> _Your task_
Retype all of the data. Every line must match exactly.

> _Entries shown_
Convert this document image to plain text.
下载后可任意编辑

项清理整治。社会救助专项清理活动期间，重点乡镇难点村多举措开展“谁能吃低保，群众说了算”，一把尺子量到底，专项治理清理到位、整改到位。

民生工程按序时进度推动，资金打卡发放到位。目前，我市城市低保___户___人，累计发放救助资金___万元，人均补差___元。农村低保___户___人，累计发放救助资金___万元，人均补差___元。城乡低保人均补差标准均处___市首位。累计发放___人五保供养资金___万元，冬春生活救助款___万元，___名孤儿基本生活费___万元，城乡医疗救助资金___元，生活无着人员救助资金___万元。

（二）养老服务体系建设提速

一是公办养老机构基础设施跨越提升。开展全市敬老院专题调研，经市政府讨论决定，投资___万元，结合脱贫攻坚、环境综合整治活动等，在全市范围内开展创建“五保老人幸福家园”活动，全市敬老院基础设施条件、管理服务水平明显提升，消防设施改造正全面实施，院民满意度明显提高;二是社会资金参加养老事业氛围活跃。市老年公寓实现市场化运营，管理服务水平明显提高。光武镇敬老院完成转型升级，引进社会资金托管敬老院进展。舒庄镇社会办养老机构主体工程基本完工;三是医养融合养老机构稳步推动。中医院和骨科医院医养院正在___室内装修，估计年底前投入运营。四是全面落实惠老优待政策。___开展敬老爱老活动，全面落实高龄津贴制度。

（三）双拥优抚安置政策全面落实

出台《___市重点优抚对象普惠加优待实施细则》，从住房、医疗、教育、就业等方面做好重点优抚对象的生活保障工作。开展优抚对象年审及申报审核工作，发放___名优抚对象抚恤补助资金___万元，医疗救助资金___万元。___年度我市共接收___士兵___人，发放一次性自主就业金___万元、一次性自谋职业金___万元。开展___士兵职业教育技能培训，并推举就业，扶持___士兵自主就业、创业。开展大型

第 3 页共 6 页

> _Result below_
Convert this document image to plain text.
下载后可任意编辑

项清理整治。社会救助专项清理活动期间，重点乡镇难点村多举措开展“谁能吃低保，群众说了算”，一把尺子量到底，专项治理清理到位、整改到位。

民生工程按序时进度推动，资金打卡发放到位。目前，我市城市低保___户___人，累计发放救助资金___万元，人均补差___元。农村低保___户___人，累计发放救助资金___万元，人均补差___元。城乡低保人均补差标准均处___市首位。累计发放___人五保供养资金___万元，冬春生活救助款___万元，___名孤儿基本生活费___万元，城乡医疗救助资金___元，生活无着人员救助资金___万元。

（二）养老服务体系建设提速

一是公办养老机构基础设施跨越提升。开展全市敬老院专题调研，经市政府讨论决定，投资___万元，结合脱贫攻坚、环境综合整治活动等，在全市范围内开展创建“五保老人幸福家园”活动，全市敬老院基础设施条件、管理服务水平明显提升，消防设施改造正全面实施，院民满意度明显提高;二是社会资金参加养老事业氛围活跃。市老年公寓实现市场化运营，管理服务水平明显提高。光武镇敬老院完成转型升级，引进社会资金托管敬老院进展。舒庄镇社会办养老机构主体工程基本完工;三是医养融合养老机构稳步推动。中医院和骨科医院医养院正在___室内装修，估计年底前投入运营。四是全面落实惠老优待政策。___开展敬老爱老活动，全面落实高龄津贴制度。

（三）双拥优抚安置政策全面落实

出台《___市重点优抚对象普惠加优待实施细则》，从住房、医疗、教育、就业等方面做好重点优抚对象的生活保障工作。开展优抚对象年审及申报审核工作，发放___名优抚对象抚恤补助资金___万元，医疗救助资金___万元。___年度我市共接收___士兵___人，发放一次性自主就业金___万元、一次性自谋职业金___万元。开展___士兵职业教育技能培训，并推举就业，扶持___士兵自主就业、创业。开展大型

第 3 页共 6 页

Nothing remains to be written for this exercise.